------ SOURCE DATA ------
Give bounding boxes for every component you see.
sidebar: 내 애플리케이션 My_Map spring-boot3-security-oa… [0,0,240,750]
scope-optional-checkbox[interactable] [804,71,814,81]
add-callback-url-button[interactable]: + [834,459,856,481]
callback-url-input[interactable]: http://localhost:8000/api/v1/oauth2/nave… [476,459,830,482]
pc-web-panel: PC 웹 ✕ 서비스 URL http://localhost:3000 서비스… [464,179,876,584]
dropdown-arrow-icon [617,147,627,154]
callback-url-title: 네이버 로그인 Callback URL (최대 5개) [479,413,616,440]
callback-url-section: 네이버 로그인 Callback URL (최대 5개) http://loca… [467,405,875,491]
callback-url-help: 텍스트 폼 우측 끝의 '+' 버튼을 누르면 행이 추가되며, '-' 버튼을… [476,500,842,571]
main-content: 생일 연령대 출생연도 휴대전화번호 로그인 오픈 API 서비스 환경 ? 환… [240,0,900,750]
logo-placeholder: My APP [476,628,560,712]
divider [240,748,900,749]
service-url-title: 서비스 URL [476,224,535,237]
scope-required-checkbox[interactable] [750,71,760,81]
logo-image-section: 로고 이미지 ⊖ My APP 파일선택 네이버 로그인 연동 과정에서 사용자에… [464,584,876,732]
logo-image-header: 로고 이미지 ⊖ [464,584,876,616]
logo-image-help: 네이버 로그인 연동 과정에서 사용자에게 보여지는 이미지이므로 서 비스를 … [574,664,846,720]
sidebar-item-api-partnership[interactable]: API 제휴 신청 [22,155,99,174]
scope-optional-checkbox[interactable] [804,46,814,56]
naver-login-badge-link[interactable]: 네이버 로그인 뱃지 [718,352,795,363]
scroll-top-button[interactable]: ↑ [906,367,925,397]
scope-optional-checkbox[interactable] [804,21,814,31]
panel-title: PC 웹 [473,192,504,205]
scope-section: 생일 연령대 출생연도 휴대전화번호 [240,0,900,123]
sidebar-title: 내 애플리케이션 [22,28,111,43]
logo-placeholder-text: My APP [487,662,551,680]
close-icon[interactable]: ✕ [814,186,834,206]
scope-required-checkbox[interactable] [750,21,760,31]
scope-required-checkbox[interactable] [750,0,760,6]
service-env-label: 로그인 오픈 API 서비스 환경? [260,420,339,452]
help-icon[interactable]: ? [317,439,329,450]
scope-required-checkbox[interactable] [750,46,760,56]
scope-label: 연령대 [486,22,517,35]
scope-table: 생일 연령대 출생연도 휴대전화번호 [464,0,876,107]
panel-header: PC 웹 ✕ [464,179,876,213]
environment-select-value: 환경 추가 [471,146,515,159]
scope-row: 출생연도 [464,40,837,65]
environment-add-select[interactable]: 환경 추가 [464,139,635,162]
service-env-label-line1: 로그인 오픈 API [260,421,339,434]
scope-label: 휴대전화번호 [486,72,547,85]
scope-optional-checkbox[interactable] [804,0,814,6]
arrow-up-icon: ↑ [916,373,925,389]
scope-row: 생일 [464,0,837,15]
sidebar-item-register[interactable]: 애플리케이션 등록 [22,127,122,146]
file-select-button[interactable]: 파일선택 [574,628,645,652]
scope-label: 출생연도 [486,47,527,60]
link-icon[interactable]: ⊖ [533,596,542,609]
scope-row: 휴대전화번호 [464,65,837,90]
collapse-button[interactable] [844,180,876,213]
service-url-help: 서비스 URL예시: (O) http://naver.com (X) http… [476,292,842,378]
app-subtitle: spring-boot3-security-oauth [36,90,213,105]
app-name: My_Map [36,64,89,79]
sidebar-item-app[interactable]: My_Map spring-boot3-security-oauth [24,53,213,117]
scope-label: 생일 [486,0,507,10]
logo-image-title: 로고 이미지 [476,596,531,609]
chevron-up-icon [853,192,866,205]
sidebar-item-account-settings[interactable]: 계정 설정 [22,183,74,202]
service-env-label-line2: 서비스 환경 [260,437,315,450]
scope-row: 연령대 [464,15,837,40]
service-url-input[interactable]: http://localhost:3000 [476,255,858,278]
------
- PROBLEM DESCRIPTION -
Which of the items above contain the string "출생연도"? Identify every such line and copy it in full, treating case as significant.

- WRITTEN RESPONSE -
main-content: 생일 연령대 출생연도 휴대전화번호 로그인 오픈 API 서비스 환경 ? 환… [240,0,900,750]
scope-section: 생일 연령대 출생연도 휴대전화번호 [240,0,900,123]
scope-table: 생일 연령대 출생연도 휴대전화번호 [464,0,876,107]
scope-row: 출생연도 [464,40,837,65]
scope-label: 출생연도 [486,47,527,60]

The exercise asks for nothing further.